WHAT TO PRODUCE: Where the word "Initial" occurs in a line, return that line.

[Stored entries]
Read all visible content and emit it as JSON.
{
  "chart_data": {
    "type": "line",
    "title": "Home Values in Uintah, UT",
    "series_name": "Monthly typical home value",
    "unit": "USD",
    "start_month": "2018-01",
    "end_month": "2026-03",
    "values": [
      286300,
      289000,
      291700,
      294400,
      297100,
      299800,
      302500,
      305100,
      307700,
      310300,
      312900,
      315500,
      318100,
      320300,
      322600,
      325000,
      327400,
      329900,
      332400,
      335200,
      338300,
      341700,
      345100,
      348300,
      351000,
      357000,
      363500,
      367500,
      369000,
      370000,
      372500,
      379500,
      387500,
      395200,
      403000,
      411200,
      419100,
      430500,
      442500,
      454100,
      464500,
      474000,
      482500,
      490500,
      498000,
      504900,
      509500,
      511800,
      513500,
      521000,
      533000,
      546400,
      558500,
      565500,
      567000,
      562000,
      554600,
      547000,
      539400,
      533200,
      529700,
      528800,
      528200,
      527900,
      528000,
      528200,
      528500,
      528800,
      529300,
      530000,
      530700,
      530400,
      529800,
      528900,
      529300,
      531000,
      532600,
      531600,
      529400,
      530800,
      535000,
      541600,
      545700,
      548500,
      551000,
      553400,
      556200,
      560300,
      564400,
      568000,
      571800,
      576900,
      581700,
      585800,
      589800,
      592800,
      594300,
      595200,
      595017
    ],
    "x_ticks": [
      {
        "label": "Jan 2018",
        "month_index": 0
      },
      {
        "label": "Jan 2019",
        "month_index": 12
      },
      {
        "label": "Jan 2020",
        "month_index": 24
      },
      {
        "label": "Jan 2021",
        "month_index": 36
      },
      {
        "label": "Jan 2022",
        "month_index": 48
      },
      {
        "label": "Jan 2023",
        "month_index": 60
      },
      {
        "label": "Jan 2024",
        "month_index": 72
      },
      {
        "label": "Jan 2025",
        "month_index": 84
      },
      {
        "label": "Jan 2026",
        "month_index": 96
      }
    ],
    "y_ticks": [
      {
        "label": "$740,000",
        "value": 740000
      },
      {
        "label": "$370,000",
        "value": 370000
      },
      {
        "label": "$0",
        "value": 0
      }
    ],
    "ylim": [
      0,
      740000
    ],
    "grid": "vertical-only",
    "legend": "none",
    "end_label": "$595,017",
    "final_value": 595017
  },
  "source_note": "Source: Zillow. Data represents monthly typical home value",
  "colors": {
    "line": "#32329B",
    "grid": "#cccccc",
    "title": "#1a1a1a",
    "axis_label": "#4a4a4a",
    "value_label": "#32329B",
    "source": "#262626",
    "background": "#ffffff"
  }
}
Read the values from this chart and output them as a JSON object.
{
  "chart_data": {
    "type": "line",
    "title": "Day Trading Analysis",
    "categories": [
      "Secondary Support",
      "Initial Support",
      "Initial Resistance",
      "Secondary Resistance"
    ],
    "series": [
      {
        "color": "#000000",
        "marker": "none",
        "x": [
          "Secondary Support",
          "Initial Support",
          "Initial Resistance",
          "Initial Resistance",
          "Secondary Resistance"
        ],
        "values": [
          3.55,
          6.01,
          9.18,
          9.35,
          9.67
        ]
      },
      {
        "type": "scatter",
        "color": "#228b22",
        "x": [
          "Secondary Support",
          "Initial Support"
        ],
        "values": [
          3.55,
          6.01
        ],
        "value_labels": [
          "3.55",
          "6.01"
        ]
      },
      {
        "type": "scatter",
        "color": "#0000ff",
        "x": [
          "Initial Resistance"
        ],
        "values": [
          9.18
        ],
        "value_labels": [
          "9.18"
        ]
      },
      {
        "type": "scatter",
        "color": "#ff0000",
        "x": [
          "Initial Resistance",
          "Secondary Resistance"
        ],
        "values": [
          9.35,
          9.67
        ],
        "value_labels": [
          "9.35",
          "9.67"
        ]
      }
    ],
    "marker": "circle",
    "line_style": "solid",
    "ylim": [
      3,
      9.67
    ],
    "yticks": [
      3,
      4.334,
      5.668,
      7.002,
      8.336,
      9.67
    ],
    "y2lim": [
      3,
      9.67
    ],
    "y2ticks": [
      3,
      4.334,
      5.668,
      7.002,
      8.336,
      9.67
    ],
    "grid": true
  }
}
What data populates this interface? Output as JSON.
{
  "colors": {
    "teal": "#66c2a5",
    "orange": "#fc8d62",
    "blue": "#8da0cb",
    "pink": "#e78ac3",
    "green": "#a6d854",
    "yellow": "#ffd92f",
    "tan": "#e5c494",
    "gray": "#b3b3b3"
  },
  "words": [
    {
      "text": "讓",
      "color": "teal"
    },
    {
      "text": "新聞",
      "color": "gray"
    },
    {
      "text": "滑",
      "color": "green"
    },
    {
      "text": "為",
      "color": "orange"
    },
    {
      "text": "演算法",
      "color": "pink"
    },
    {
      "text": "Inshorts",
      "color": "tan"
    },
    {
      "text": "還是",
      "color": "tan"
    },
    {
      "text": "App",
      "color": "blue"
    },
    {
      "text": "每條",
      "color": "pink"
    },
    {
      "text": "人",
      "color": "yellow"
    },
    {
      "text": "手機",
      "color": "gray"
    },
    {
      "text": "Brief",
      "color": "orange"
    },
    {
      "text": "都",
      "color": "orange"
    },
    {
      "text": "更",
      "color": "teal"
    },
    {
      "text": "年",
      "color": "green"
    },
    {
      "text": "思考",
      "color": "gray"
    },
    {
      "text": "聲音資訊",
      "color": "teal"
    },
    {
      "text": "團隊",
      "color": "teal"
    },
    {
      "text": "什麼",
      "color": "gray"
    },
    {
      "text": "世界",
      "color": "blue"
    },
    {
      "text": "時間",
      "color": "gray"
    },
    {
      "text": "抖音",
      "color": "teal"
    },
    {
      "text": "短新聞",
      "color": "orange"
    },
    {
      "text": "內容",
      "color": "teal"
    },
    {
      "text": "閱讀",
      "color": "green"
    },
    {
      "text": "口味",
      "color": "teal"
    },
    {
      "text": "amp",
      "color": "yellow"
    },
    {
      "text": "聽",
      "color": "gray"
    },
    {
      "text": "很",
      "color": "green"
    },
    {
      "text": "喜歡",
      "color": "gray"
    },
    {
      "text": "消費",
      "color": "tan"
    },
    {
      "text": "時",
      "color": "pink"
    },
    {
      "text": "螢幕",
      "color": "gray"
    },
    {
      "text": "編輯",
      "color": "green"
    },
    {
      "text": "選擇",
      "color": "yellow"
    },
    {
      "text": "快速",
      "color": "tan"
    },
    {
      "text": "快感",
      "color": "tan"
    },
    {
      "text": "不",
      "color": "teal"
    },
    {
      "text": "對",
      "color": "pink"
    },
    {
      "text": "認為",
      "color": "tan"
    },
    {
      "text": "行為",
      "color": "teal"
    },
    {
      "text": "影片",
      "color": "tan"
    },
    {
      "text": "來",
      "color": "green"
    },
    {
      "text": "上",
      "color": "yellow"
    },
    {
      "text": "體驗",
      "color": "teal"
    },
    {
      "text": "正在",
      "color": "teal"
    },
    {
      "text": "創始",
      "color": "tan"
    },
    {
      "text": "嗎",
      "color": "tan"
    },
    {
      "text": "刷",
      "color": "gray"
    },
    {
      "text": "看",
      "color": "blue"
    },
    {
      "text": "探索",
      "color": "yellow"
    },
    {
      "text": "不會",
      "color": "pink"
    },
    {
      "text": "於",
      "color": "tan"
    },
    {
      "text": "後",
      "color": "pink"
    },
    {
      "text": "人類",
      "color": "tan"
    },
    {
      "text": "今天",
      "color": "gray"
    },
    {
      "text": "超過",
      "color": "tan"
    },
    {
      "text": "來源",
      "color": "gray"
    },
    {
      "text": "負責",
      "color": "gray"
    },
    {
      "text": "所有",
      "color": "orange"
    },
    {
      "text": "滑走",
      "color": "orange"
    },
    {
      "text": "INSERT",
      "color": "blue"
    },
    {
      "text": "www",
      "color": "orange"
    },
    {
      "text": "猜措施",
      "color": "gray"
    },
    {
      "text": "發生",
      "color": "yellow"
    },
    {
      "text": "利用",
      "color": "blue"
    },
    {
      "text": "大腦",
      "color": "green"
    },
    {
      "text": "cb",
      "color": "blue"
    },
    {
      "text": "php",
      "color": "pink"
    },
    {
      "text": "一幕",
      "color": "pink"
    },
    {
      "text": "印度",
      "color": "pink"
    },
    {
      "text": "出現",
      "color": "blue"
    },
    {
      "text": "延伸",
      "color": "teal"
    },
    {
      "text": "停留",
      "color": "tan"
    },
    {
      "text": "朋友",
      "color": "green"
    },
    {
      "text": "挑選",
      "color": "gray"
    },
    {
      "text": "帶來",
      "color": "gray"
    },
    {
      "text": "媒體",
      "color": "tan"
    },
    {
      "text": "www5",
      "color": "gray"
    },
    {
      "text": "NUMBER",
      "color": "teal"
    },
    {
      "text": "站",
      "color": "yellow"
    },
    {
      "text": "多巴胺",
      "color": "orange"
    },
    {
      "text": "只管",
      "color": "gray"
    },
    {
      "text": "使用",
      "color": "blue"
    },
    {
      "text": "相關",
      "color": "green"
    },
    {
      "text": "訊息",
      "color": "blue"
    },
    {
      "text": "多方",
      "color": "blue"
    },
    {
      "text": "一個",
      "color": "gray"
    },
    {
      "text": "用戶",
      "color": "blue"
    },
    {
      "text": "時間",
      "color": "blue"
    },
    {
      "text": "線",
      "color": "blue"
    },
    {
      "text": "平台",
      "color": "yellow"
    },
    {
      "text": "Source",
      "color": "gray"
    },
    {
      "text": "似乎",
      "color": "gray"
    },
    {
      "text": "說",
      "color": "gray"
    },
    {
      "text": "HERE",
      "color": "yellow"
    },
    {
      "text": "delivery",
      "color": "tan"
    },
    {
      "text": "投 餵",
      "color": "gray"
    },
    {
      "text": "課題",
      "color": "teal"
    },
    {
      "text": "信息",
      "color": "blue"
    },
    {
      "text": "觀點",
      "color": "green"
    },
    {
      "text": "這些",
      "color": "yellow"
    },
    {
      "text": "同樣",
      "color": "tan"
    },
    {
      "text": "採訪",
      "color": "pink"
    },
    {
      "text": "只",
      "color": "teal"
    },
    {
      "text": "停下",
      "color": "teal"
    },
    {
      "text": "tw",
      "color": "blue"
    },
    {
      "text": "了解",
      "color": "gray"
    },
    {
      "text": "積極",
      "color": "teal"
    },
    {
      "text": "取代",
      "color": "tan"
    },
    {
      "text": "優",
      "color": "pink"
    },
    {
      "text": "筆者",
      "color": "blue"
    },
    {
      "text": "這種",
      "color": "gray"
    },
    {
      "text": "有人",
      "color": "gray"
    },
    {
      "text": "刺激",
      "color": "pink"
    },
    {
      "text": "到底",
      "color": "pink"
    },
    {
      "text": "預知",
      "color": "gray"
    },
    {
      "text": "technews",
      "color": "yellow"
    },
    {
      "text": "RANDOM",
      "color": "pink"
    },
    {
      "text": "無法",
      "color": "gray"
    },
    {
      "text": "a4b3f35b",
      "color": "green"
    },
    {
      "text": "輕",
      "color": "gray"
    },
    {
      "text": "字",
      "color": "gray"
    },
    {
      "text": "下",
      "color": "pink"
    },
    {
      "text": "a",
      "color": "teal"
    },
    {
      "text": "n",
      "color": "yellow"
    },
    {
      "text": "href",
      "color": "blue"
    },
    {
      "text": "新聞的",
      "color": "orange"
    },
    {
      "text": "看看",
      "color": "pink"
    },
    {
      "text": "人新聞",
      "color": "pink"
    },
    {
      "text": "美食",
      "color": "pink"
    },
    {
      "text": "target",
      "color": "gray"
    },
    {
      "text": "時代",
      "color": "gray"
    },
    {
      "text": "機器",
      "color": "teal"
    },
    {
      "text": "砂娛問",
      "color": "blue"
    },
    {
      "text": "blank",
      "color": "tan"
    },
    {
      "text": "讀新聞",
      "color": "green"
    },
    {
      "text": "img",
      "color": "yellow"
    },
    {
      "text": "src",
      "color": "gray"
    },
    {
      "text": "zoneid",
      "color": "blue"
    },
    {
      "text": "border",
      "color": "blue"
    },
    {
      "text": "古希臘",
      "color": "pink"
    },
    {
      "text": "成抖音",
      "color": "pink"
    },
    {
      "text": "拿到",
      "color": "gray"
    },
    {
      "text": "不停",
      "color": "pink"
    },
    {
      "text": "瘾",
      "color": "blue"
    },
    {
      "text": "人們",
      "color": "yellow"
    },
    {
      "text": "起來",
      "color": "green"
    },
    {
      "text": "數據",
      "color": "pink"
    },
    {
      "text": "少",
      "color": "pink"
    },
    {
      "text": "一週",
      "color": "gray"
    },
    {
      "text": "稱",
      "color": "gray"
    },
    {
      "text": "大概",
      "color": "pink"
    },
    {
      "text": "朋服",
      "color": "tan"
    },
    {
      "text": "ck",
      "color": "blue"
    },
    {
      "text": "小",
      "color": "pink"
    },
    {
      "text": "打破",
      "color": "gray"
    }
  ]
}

IN RESPONSE:
      "Initial Support",
      "Initial Resistance",
          "Initial Support",
          "Initial Resistance",
          "Initial Resistance",
          "Initial Support"
          "Initial Resistance"
          "Initial Resistance",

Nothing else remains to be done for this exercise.